### PROMPT 1
In the essay comparing Gessen's and Bolaño's books, why does the writer judge Gessen's writing lifeless despite its pacing and rigor?
### PROMPT 2
From the essay on Gessen's and Bolaño's books, reproduce the stretch from "Gessen’s book wowed" through "he had attended.".

### PAGE TEXT
☆ ☆ ☆ ☆ ☆ ☆ ☆

Reading Gessen’s book after Bolaño’s book I felt different forces at work–different voices speaking from different places. Gessen’s book, engaged eruditely with politics, sex, and the modern slacker milieu is product of a keen, wry mind. The sentences are compact; the chapters compact. The novel reads briskly. It seems carefully planned, executed, revised: a calculated affair. Bolaño’s book, on the other hand, engaged with politics, sex, and its own (strange) milieu, is a torrent, sloppy in places, ugly in places, sometimes maddening.
I adored The Savage Detectives.
Gessen’s book wowed me. I was impressed with the pacing, the intellectual rigor. In the end, though, the writing was lifeless, as if Gessen were following some formula he had learned at the great institutions he had attended.
Natasha Wimmer writes in her introduction to The Savage Detectives:
“For Bolaño and the others, rejecting a career in poetry was a way of taking poetry as seriously as life itself—and vice versa. If the author lived what he wrote in spirit, Bolaño liked to say, the reader would naturally feel the urgency and live it too:” If the poet is caught up in things; the reader will have to be caught up.”
To me, Gessen’s book is just too smart, too polished. The moments of introspection and passion come off as hackneyed.
I like messiness. I think you find that in great books: in Bolaño’s book or Junot Diaz’s The Brief Life of Oscar Wao. To call Diaz “messy” might seem ridiculous, but I mean that as a compliment. the courage to be messy, to put the mess of life on the page, with its quirks and idiosyncrasies (the characters in Gessen’s book are NOT weird) and let it stand, despite what it might do to the pace, the plot.
Now I’m reading (fighting?) Bolaño’s 2666. For vast stretches of pages I’ve found myself utterly absorbed. Recently, I had to take a break from the book to read Peter Benchley’s JAWS. 2666 crushes me; JAWS entertains me (even as it freaks me out). As the reviews on the back cover suggest it’s “tightly written”, “tautly paced”, “a fine story told with style, class, and splendid feeling for suspense.”
2666 is often tight, taut, and suspenseful, but it’s also tedious (and it’s often the opposite of tight: unwound, massive). And yet, the sole review on its book jacket calls it “one of the cornerstones that define an entire literature.”
Why do the messy books always end up defining an entire literature?
I like what Bolaño himself has to say about it, in 2666, in the guise of one of his characters, Amalfitano, who has just asked a young pharmacist: What books do you like? What books do you read?
“Amalfitano asked him…just to make conversation. Without turning the pharmacist answered that he liked books like The Metamorphosis, Bartleby, A Christmas Carol…there was something revelatory about the taste of the bookish young pharmacist…who clearly and inarguably preferred minor works to major ones. He chose The Metamorphosis over The Trial, he chose Bartleby over Moby Dick, he chose A Christmas Carol over A Tale of Two Cities or Pickwick Papers. What a sad paradox, thought Amalfitano. Now even bookish pharmacists are afraid to take on the great, imperfect, torrential works, books that blaze paths into the unknown. They choose the perfect exercises of the great masters. Or what amounts to the same thing: they want to watch the great masters spar, but they have no real interest in real combat, when the great masters struggle against that something, that something that terrifies us all, that something that cows us and spurs us on, amid blood and mortal wounds and stench.”
What is that something?
I call it heart: bloody, wounded, reeking of mess. Great books, to me, show something of the struggle of the writer and craftsman, but they also show the struggles of a human being, the messy, ugly (and beautiful) life. Of course, not every book has to be about real combat. But really, if you’re not fighting why write?

☆ ☆ ☆ ☆ ☆ ☆ ☆

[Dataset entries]
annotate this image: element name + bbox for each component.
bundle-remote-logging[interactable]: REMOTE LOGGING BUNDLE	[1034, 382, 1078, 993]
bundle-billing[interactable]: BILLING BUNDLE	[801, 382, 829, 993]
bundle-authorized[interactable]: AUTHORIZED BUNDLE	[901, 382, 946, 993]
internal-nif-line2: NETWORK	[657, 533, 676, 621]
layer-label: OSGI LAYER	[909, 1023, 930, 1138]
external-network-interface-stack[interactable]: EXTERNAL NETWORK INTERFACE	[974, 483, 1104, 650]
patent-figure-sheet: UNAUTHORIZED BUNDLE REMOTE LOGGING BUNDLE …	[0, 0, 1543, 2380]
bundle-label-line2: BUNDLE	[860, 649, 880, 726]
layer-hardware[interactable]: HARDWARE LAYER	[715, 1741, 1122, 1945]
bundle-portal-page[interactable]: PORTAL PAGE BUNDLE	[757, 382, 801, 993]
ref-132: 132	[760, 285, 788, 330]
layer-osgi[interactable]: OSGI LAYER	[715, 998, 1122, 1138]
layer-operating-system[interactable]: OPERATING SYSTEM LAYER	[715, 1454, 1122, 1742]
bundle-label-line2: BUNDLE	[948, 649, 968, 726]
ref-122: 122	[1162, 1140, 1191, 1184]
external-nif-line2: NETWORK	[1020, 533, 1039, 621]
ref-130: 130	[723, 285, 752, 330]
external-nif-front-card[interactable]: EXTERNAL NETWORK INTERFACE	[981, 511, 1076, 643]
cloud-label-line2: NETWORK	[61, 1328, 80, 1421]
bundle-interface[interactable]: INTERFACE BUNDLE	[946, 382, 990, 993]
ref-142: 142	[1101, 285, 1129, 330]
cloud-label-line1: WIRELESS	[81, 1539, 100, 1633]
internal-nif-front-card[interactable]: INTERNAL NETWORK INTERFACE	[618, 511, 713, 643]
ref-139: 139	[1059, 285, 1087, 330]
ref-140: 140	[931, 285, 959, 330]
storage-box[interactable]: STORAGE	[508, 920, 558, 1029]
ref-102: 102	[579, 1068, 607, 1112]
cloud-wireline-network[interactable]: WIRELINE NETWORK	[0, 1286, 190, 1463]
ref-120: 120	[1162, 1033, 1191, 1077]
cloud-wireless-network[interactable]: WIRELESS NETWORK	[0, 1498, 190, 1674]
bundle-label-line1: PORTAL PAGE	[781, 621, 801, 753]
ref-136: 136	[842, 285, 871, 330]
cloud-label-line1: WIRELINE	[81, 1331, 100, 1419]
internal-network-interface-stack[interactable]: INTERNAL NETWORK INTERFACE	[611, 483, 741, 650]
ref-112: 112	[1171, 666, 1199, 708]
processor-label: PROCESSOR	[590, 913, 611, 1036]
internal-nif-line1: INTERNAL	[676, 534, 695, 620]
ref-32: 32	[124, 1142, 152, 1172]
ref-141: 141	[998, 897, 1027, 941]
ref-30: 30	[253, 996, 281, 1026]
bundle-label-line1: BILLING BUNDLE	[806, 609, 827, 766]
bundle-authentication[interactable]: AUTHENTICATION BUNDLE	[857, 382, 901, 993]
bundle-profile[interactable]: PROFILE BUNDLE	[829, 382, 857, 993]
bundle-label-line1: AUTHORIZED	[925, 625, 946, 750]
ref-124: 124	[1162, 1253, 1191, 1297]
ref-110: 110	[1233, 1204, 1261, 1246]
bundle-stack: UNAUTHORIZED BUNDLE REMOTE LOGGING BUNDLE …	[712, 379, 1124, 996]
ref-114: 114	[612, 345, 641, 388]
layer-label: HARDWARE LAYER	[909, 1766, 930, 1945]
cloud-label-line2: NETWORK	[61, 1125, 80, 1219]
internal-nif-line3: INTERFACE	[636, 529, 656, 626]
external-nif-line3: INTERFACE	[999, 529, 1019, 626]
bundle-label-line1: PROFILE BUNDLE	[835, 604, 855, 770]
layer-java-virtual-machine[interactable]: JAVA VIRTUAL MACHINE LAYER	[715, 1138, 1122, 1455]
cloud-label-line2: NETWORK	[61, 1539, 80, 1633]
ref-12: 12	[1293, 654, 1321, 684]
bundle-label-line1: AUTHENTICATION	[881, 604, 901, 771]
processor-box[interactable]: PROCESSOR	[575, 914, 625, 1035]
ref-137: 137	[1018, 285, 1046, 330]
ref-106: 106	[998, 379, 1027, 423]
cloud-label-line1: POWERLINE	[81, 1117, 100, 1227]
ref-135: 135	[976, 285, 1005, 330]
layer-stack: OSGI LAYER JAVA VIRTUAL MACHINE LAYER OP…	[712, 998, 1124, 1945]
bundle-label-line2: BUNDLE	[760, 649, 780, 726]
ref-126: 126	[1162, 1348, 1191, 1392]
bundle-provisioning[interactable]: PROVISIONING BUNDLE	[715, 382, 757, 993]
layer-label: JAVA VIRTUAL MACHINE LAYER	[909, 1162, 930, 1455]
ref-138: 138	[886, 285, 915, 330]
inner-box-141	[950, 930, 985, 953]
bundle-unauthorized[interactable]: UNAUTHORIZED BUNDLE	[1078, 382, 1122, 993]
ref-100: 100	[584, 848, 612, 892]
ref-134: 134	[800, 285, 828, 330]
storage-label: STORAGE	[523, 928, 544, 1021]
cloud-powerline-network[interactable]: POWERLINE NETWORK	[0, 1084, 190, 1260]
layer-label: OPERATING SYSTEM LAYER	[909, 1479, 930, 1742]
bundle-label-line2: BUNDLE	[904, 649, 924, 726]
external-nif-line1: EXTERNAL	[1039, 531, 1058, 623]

☆ ☆ ☆ ☆ ☆ ☆ ☆

### EXERCISE OUTPUT 1
The writing seemed lifeless because it came across as if Gessen were following a formula he had learned at the great institutions he had attended. To the writer, the book is too smart and too polished, and its moments of introspection and passion come off as hackneyed.

### EXERCISE OUTPUT 2
Gessen’s book wowed me. I was impressed with the pacing, the intellectual rigor. In the end, though, the writing was lifeless, as if Gessen were following some formula he had learned at the great institutions he had attended.